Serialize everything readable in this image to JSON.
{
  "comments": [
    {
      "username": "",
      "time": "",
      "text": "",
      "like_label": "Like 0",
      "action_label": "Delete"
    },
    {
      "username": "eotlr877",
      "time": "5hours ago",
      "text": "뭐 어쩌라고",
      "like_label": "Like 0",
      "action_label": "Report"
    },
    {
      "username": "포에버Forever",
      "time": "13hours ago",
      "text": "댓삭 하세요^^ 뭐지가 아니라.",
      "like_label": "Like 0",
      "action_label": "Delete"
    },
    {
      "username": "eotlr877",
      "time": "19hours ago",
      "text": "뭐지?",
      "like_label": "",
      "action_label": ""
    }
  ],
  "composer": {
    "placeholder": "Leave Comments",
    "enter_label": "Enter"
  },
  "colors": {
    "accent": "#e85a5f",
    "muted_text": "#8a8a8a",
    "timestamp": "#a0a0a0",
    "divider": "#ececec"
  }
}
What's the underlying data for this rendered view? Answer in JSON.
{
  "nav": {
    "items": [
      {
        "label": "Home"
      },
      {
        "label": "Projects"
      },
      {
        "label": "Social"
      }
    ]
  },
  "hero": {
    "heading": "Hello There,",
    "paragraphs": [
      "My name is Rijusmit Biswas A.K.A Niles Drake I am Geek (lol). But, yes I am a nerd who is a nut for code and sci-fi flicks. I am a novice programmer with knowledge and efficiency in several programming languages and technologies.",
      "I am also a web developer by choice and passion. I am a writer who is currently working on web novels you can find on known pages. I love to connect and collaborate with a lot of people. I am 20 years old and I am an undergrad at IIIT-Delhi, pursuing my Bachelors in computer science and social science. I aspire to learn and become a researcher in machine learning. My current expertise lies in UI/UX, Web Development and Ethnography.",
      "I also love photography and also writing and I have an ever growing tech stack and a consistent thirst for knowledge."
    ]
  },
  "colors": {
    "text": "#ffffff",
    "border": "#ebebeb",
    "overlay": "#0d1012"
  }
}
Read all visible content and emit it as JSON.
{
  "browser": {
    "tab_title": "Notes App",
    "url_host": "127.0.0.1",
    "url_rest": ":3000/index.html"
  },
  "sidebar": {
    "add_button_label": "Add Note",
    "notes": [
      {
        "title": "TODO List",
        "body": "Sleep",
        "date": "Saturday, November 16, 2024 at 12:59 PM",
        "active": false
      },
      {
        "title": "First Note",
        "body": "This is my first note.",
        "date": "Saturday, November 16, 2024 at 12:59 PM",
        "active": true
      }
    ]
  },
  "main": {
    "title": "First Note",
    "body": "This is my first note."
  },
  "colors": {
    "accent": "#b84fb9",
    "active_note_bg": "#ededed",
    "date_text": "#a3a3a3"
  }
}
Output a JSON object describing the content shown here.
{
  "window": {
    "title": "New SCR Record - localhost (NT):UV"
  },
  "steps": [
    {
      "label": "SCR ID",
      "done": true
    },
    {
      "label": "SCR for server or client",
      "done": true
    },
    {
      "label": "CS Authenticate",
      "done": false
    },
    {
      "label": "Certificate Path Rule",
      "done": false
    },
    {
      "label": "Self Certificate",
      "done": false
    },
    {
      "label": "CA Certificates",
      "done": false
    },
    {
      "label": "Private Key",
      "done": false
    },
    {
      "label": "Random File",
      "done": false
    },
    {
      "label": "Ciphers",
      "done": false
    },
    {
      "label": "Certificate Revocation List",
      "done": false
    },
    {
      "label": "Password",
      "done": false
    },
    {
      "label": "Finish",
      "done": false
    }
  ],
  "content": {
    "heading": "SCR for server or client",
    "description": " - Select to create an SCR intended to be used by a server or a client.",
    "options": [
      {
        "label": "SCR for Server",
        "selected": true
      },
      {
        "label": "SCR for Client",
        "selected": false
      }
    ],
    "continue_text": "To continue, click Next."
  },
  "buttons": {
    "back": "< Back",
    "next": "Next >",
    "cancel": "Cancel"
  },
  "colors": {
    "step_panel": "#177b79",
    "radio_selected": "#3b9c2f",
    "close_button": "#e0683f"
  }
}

···

_WHAT THIS TASK INVOLVES_
Transcribe all entries exactly as they are given.

_ANSWER TO THE TASK_
Serialize everything readable in this image to JSON.
{
  "comments": [
    {
      "username": "",
      "time": "",
      "text": "",
      "like_label": "Like 0",
      "action_label": "Delete"
    },
    {
      "username": "eotlr877",
      "time": "5hours ago",
      "text": "뭐 어쩌라고",
      "like_label": "Like 0",
      "action_label": "Report"
    },
    {
      "username": "포에버Forever",
      "time": "13hours ago",
      "text": "댓삭 하세요^^ 뭐지가 아니라.",
      "like_label": "Like 0",
      "action_label": "Delete"
    },
    {
      "username": "eotlr877",
      "time": "19hours ago",
      "text": "뭐지?",
      "like_label": "",
      "action_label": ""
    }
  ],
  "composer": {
    "placeholder": "Leave Comments",
    "enter_label": "Enter"
  },
  "colors": {
    "accent": "#e85a5f",
    "muted_text": "#8a8a8a",
    "timestamp": "#a0a0a0",
    "divider": "#ececec"
  }
}
What's the underlying data for this rendered view? Answer in JSON.
{
  "nav": {
    "items": [
      {
        "label": "Home"
      },
      {
        "label": "Projects"
      },
      {
        "label": "Social"
      }
    ]
  },
  "hero": {
    "heading": "Hello There,",
    "paragraphs": [
      "My name is Rijusmit Biswas A.K.A Niles Drake I am Geek (lol). But, yes I am a nerd who is a nut for code and sci-fi flicks. I am a novice programmer with knowledge and efficiency in several programming languages and technologies.",
      "I am also a web developer by choice and passion. I am a writer who is currently working on web novels you can find on known pages. I love to connect and collaborate with a lot of people. I am 20 years old and I am an undergrad at IIIT-Delhi, pursuing my Bachelors in computer science and social science. I aspire to learn and become a researcher in machine learning. My current expertise lies in UI/UX, Web Development and Ethnography.",
      "I also love photography and also writing and I have an ever growing tech stack and a consistent thirst for knowledge."
    ]
  },
  "colors": {
    "text": "#ffffff",
    "border": "#ebebeb",
    "overlay": "#0d1012"
  }
}
Read all visible content and emit it as JSON.
{
  "browser": {
    "tab_title": "Notes App",
    "url_host": "127.0.0.1",
    "url_rest": ":3000/index.html"
  },
  "sidebar": {
    "add_button_label": "Add Note",
    "notes": [
      {
        "title": "TODO List",
        "body": "Sleep",
        "date": "Saturday, November 16, 2024 at 12:59 PM",
        "active": false
      },
      {
        "title": "First Note",
        "body": "This is my first note.",
        "date": "Saturday, November 16, 2024 at 12:59 PM",
        "active": true
      }
    ]
  },
  "main": {
    "title": "First Note",
    "body": "This is my first note."
  },
  "colors": {
    "accent": "#b84fb9",
    "active_note_bg": "#ededed",
    "date_text": "#a3a3a3"
  }
}
Output a JSON object describing the content shown here.
{
  "window": {
    "title": "New SCR Record - localhost (NT):UV"
  },
  "steps": [
    {
      "label": "SCR ID",
      "done": true
    },
    {
      "label": "SCR for server or client",
      "done": true
    },
    {
      "label": "CS Authenticate",
      "done": false
    },
    {
      "label": "Certificate Path Rule",
      "done": false
    },
    {
      "label": "Self Certificate",
      "done": false
    },
    {
      "label": "CA Certificates",
      "done": false
    },
    {
      "label": "Private Key",
      "done": false
    },
    {
      "label": "Random File",
      "done": false
    },
    {
      "label": "Ciphers",
      "done": false
    },
    {
      "label": "Certificate Revocation List",
      "done": false
    },
    {
      "label": "Password",
      "done": false
    },
    {
      "label": "Finish",
      "done": false
    }
  ],
  "content": {
    "heading": "SCR for server or client",
    "description": " - Select to create an SCR intended to be used by a server or a client.",
    "options": [
      {
        "label": "SCR for Server",
        "selected": true
      },
      {
        "label": "SCR for Client",
        "selected": false
      }
    ],
    "continue_text": "To continue, click Next."
  },
  "buttons": {
    "back": "< Back",
    "next": "Next >",
    "cancel": "Cancel"
  },
  "colors": {
    "step_panel": "#177b79",
    "radio_selected": "#3b9c2f",
    "close_button": "#e0683f"
  }
}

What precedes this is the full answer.